Abstract
Aim
We aimed to address the potential impact of COVID-19 on glycemic patterns in a small pilot study.
Method
13 patients with mild COVID-19 who were confirmed without diabetes and another group of 18 healthy individuals with available CGM data were well matched and enrolled into the final analysis.
Results
We noticed significantly higher TARs of >140 mg/dL (median 13.9% vs. 2.3%, P = 0.006), >160 mg/dL (median 4.7% vs. 0.0%, P = 0.011) and >180 mg/dL (median 1.9% vs. 0.0%, P = 0.007) among non-diabetic patients with COVID-19 than those among healthy individuals. There was no significant difference in TBR of <70 mg/dL or <54 mg/dL (all P > 0.1). Consequently, the TIR of 70 mg/dL to 140 mg/dL was significantly lower in non-diabetic patients with COVID-19 than that in healthy individuals (median 80.1% vs. 93.1%, P = 0.001). Significant postprandial glycemic fluctuations were observed among patients with COVID-19. There was a remarkable difference in CV in non-diabetic patients with COVID-19 compared to healthy individuals (median 25.6% vs. 15.7%, P < 0.001).
Conclusion
Significant higher glycemic fluctuation and exposure to hyperglycemia was associated with COVID-19 among previously normoglycemic individuals, characterized with potentially impaired glucose tolerance.

Your tasks:
(1) Please condense the paragraph in the COVID-19 glucose abstract that begins "We noticed significantly higher TARs" into a bulleted list that keeps its main figures.
(2) Extend the COVID-19 glucose abstract beyond its final sentence.

Study material:

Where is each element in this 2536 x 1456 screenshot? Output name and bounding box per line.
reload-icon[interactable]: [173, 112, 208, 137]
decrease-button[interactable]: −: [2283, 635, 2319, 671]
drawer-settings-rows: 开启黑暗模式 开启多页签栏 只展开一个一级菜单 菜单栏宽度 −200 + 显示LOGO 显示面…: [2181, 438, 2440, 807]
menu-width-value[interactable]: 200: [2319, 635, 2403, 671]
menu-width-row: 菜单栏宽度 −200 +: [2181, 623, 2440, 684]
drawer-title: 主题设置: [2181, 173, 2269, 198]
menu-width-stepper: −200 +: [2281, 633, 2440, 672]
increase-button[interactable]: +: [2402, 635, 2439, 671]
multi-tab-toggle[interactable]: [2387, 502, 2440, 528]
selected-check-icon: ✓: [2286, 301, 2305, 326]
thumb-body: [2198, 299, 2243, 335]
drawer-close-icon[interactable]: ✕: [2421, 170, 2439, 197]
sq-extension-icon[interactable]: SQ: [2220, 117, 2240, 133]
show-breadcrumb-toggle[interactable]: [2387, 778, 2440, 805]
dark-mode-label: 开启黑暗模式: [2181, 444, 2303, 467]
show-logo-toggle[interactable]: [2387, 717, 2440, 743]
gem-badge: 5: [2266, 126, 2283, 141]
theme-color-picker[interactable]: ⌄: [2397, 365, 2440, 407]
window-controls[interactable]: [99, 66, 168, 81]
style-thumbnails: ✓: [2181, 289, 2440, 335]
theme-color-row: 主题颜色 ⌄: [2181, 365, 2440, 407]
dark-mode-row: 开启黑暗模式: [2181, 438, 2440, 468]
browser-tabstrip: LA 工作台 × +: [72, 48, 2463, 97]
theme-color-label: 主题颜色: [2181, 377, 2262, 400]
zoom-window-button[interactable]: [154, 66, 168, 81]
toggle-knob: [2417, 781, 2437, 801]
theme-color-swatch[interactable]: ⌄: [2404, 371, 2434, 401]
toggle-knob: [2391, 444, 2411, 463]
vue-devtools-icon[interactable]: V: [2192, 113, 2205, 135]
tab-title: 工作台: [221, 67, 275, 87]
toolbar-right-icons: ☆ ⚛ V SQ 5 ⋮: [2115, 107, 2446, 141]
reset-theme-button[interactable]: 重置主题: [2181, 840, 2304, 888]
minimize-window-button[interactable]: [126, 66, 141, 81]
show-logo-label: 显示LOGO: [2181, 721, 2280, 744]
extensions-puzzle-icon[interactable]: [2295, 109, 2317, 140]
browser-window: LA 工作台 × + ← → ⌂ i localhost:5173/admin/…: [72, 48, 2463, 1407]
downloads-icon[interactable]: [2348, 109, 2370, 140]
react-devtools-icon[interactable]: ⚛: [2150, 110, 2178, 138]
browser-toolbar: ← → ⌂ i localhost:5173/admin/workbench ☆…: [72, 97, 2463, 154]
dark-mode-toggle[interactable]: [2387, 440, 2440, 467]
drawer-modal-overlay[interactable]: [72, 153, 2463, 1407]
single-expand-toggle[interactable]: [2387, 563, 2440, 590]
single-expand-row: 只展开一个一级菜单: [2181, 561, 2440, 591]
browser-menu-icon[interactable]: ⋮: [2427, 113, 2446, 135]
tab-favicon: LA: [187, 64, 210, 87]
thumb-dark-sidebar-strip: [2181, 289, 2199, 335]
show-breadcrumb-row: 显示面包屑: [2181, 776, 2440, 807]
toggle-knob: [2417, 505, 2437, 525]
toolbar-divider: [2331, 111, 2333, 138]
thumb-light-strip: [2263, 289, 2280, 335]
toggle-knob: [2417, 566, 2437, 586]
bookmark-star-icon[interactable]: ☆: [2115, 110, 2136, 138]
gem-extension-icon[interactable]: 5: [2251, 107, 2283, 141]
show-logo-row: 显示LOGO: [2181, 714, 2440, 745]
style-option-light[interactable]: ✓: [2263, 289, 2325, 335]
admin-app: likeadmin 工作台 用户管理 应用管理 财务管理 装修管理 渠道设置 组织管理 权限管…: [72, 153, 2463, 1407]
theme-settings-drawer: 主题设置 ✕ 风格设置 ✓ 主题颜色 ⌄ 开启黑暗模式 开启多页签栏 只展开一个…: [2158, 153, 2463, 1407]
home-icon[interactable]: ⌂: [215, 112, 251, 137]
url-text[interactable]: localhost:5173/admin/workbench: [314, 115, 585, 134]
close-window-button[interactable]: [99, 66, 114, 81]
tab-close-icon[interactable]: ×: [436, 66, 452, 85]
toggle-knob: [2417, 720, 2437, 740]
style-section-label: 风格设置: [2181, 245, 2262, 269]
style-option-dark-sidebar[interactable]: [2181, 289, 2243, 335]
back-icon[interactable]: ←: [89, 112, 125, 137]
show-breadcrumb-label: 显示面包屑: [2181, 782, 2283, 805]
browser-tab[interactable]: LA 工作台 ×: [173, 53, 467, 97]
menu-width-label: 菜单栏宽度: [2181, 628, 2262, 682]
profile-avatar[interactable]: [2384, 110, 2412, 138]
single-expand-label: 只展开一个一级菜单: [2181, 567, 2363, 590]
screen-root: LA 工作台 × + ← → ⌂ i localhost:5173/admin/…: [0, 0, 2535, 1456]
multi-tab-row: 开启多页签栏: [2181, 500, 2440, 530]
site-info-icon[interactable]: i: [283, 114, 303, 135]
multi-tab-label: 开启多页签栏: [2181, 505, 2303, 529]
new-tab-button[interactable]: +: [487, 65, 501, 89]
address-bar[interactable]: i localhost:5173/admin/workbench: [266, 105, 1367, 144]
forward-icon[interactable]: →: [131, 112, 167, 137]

Responses to the exercise:
(1)
- Non-diabetic patients with COVID-19 had significantly higher TARs than healthy individuals:
  - >140 mg/dL: median 13.9% vs. 2.3%, P = 0.006
  - >160 mg/dL: median 4.7% vs. 0.0%, P = 0.011
  - >180 mg/dL: median 1.9% vs. 0.0%, P = 0.007
- TBR of <70 mg/dL or <54 mg/dL did not differ significantly (all P > 0.1).
- TIR of 70–140 mg/dL was significantly lower in the patients (median 80.1% vs. 93.1%, P = 0.001).
- Patients with COVID-19 showed significant postprandial glycemic fluctuations.
- CV was markedly higher in the patients (median 25.6% vs. 15.7%, P < 0.001).

(2)
Keywords: COVID-19, Glycemic fluctuation, Glucose tolerance
More and more evidences support an active interaction between coronavirus disease 2019 (COVID-19) and diabetes (Shrestha et al., 2020). Recent researchers revealed that pancreatic β cells are highly permissive to severe acute respiratory syndrome coronavirus 2 (SARS-CoV-2) infection with receptor angiotensin-converting enzyme 2 (ACE2) as its entry (Yang et al., 2020; Al-Benna, 2020). Therefore, hyperglycemia and glycemic fluctuations may be caused by the inflammatory cascade of the attack of SARS-CoV-2 to pancreas and the potentially impaired β-cell function (Hoffmann et al., 2020). In accord, an international group of leading diabetes researchers have recently raised their concerns on a new-onset of diabetes potentially precipitated by COVID-19 5.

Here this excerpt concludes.